#### Objective
For the copy, please give all of the data again exactly and leave the pictures out.

(Figure record extracts)
- - -

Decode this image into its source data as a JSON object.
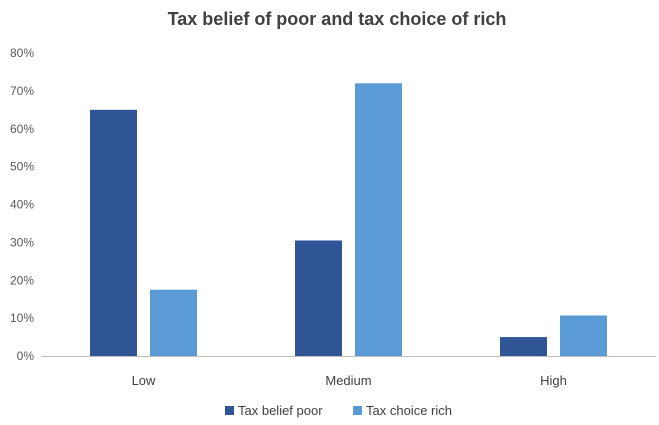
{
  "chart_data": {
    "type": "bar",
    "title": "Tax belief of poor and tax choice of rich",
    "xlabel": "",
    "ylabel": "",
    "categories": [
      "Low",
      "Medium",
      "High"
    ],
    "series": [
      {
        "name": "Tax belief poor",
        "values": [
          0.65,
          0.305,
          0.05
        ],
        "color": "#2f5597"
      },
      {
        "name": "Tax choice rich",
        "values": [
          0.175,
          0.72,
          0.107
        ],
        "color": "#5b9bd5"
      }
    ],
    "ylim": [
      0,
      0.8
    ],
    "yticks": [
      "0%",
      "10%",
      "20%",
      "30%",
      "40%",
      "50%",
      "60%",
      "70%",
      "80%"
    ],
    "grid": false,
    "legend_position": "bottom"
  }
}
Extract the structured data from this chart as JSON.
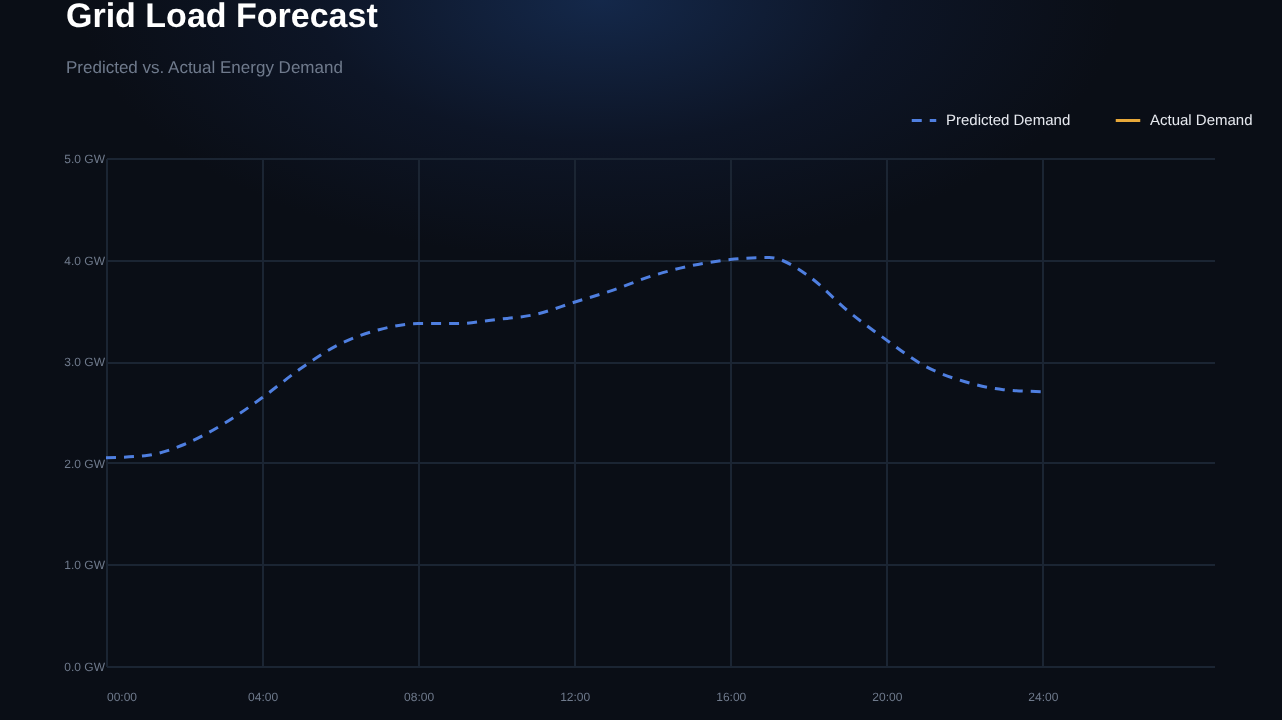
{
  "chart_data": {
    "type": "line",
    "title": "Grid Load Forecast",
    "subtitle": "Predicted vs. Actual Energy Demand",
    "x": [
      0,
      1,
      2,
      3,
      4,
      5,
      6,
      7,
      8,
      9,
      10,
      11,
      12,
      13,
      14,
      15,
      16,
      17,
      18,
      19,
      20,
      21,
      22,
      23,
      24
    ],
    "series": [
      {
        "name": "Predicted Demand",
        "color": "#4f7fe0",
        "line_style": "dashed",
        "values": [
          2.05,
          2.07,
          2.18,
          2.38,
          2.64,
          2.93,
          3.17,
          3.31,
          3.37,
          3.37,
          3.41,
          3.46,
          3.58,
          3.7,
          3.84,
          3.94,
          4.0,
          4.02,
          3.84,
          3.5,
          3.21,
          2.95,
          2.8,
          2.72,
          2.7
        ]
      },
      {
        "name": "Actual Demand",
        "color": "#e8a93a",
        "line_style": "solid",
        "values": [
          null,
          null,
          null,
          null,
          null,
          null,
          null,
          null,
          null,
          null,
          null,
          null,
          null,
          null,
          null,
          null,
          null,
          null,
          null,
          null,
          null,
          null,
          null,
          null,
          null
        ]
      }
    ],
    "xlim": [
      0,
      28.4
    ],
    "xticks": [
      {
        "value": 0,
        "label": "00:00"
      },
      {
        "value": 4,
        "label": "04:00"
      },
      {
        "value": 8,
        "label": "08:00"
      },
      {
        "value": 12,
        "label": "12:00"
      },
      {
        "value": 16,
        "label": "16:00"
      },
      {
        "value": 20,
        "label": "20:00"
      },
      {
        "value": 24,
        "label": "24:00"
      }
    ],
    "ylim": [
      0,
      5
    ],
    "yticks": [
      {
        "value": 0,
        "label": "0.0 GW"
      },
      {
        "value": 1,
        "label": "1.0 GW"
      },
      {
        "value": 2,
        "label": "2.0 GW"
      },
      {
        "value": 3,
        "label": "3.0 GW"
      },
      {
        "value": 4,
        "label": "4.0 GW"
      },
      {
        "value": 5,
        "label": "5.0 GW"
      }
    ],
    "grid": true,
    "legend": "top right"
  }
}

- - -

#### The answer
Decode this image into its source data as a JSON object.
{
  "chart_data": {
    "type": "bar",
    "title": "Tax belief of poor and tax choice of rich",
    "xlabel": "",
    "ylabel": "",
    "categories": [
      "Low",
      "Medium",
      "High"
    ],
    "series": [
      {
        "name": "Tax belief poor",
        "values": [
          0.65,
          0.305,
          0.05
        ],
        "color": "#2f5597"
      },
      {
        "name": "Tax choice rich",
        "values": [
          0.175,
          0.72,
          0.107
        ],
        "color": "#5b9bd5"
      }
    ],
    "ylim": [
      0,
      0.8
    ],
    "yticks": [
      "0%",
      "10%",
      "20%",
      "30%",
      "40%",
      "50%",
      "60%",
      "70%",
      "80%"
    ],
    "grid": false,
    "legend_position": "bottom"
  }
}
Extract the structured data from this chart as JSON.
{
  "chart_data": {
    "type": "line",
    "title": "Grid Load Forecast",
    "subtitle": "Predicted vs. Actual Energy Demand",
    "x": [
      0,
      1,
      2,
      3,
      4,
      5,
      6,
      7,
      8,
      9,
      10,
      11,
      12,
      13,
      14,
      15,
      16,
      17,
      18,
      19,
      20,
      21,
      22,
      23,
      24
    ],
    "series": [
      {
        "name": "Predicted Demand",
        "color": "#4f7fe0",
        "line_style": "dashed",
        "values": [
          2.05,
          2.07,
          2.18,
          2.38,
          2.64,
          2.93,
          3.17,
          3.31,
          3.37,
          3.37,
          3.41,
          3.46,
          3.58,
          3.7,
          3.84,
          3.94,
          4.0,
          4.02,
          3.84,
          3.5,
          3.21,
          2.95,
          2.8,
          2.72,
          2.7
        ]
      },
      {
        "name": "Actual Demand",
        "color": "#e8a93a",
        "line_style": "solid",
        "values": [
          null,
          null,
          null,
          null,
          null,
          null,
          null,
          null,
          null,
          null,
          null,
          null,
          null,
          null,
          null,
          null,
          null,
          null,
          null,
          null,
          null,
          null,
          null,
          null,
          null
        ]
      }
    ],
    "xlim": [
      0,
      28.4
    ],
    "xticks": [
      {
        "value": 0,
        "label": "00:00"
      },
      {
        "value": 4,
        "label": "04:00"
      },
      {
        "value": 8,
        "label": "08:00"
      },
      {
        "value": 12,
        "label": "12:00"
      },
      {
        "value": 16,
        "label": "16:00"
      },
      {
        "value": 20,
        "label": "20:00"
      },
      {
        "value": 24,
        "label": "24:00"
      }
    ],
    "ylim": [
      0,
      5
    ],
    "yticks": [
      {
        "value": 0,
        "label": "0.0 GW"
      },
      {
        "value": 1,
        "label": "1.0 GW"
      },
      {
        "value": 2,
        "label": "2.0 GW"
      },
      {
        "value": 3,
        "label": "3.0 GW"
      },
      {
        "value": 4,
        "label": "4.0 GW"
      },
      {
        "value": 5,
        "label": "5.0 GW"
      }
    ],
    "grid": true,
    "legend": "top right"
  }
}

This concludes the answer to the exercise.